> [INSTRUCTION 1]: In the parse_stringpool documentation below, which file and line is the method's source listed at?
> [INSTRUCTION 2]: Continue the parse_stringpool documentation below, picking up right after its last line of code.

> [PASSAGE]:
Public Instance Methods

parse_stringpool(data, offset) click to toggle source

Parse out a StringPool chunk

# File lib/apktools/apkxml.rb, line 399
def parse_stringpool(data, offset)
  pool_header = ChunkHeader.new( read_short(data, offset),
      read_short(data, offset+2),
      read_word(data, offset+4) )

  pool_string_count = read_word(data, offset+8)
  pool_style_count = read_word(data, offset+12)
  pool_flags = read_word(data, offset+16)
  format_utf8 = (pool_flags & FLAG_UTF8) != 0
  puts 'StringPool format is %s' % [format_utf8 ? "UTF-8" : "UTF-16"] if DEBUG

  pool_string_offset = read_word(data, offset+20)
  pool_style_offset = read_word(data, offset+24)

  values = Array.new()
  i = 0
  while i < pool_string_count
    # Read the string value
    index = i * 4 + (offset+28)

> [ENTRIES SHOWN]:
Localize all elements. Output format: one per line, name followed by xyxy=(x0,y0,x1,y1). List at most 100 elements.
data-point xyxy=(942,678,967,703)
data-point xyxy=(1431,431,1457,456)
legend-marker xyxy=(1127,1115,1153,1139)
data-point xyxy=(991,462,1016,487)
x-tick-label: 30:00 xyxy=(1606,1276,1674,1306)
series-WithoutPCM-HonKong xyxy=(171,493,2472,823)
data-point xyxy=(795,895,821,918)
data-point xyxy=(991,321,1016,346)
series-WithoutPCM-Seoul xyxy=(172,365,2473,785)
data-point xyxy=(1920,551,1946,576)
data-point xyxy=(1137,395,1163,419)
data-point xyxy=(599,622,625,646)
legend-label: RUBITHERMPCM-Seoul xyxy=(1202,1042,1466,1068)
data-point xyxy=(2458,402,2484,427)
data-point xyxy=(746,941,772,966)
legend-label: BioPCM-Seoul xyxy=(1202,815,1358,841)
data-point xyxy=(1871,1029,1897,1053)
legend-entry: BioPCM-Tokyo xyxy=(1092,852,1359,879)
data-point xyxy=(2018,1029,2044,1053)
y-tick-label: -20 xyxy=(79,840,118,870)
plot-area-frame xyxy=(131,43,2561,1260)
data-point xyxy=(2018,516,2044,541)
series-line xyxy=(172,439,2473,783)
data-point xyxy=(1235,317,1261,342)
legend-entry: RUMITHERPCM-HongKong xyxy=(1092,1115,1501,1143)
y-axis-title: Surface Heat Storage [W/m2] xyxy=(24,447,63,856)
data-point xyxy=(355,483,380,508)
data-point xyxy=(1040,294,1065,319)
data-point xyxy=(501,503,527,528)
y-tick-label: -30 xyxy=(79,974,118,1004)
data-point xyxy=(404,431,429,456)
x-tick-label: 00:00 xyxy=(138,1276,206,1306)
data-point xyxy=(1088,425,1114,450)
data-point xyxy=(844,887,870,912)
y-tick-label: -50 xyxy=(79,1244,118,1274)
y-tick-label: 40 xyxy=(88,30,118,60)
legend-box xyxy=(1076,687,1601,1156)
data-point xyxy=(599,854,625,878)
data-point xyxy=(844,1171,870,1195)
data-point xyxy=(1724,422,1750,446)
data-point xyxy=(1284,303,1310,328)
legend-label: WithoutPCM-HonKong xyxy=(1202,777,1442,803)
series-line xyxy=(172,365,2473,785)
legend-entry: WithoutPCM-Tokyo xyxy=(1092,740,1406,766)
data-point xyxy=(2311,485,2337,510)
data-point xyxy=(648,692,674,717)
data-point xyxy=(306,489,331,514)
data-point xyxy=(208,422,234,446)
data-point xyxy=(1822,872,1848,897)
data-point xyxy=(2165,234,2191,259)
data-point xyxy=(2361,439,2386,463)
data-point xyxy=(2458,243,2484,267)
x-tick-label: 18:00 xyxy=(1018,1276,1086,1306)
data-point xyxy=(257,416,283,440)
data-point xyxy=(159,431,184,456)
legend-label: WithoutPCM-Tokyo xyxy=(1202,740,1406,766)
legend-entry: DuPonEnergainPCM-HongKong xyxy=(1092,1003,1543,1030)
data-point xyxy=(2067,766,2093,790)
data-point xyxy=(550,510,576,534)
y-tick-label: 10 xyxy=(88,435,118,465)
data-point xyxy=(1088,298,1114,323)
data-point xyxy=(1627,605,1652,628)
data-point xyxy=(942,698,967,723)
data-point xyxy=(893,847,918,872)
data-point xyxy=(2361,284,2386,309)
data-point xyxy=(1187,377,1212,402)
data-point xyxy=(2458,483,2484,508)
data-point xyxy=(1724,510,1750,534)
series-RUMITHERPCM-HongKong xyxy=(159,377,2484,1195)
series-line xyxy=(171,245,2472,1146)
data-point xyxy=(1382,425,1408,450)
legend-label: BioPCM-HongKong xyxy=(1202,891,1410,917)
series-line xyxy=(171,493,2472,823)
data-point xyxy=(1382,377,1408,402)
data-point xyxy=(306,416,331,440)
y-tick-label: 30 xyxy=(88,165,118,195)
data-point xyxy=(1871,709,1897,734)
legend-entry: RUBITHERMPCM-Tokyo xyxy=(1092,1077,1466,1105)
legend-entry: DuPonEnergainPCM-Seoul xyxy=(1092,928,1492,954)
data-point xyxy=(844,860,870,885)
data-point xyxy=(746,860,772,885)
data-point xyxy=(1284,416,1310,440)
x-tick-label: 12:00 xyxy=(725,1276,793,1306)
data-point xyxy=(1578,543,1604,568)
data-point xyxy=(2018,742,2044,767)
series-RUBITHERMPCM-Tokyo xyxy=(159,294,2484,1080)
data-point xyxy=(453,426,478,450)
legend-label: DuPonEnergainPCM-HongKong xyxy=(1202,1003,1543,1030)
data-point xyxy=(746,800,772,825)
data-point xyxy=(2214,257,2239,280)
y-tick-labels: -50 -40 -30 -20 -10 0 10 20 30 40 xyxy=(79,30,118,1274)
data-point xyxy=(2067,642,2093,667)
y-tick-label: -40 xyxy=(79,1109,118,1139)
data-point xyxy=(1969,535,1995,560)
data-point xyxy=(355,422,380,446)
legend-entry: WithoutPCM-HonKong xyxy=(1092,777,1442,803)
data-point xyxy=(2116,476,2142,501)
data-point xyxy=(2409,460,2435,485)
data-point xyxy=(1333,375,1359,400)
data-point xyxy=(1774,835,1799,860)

> [RESPONSE 1]: lib/apktools/apkxml.rb, line 399

> [RESPONSE 2]:
    offset_addr = pool_string_offset + offset + read_word(data, index)
    if format_utf8
      length = read_byte(data, offset_addr)
      if (length & 0x80) != 0
        length = ((length & 0x7F) << 8) + read_byte(data, offset_addr+1)
      end

      values << read_string(data, offset_addr + 2, length, "UTF-8")
    else
      length = read_short(data, offset_addr)
      if (length & 0x8000) != 0
        #There is one more length value before the data
        length = ((length & 0x7FFF) << 16) + read_short(data, offset_addr+2)
        values << read_string(data, offset_addr + 4, length * 2, "UTF-16")
      else
        # Read the data
        values << read_string(data, offset_addr + 2, length * 2, "UTF-16")
      end
    end

    i += 1
  end

  return StringPool.new(pool_header, pool_string_count, pool_style_count, values)
end
parse_tree_header(chunk_header, data, offset) click to toggle source

Parse out an XmlTreeHeader

# File lib/apktools/apkxml.rb, line 389
def parse_tree_header(chunk_header, data, offset)
  line_num = read_word(data, offset+8)
  comment = nil
  if read_word(data, offset+12) != OFFSET_NO_ENTRY
    comment = stringpool_main.values[read_word(data, offset+12)]
  end
  return XmlTreeHeader.new(chunk_header, line_num, comment)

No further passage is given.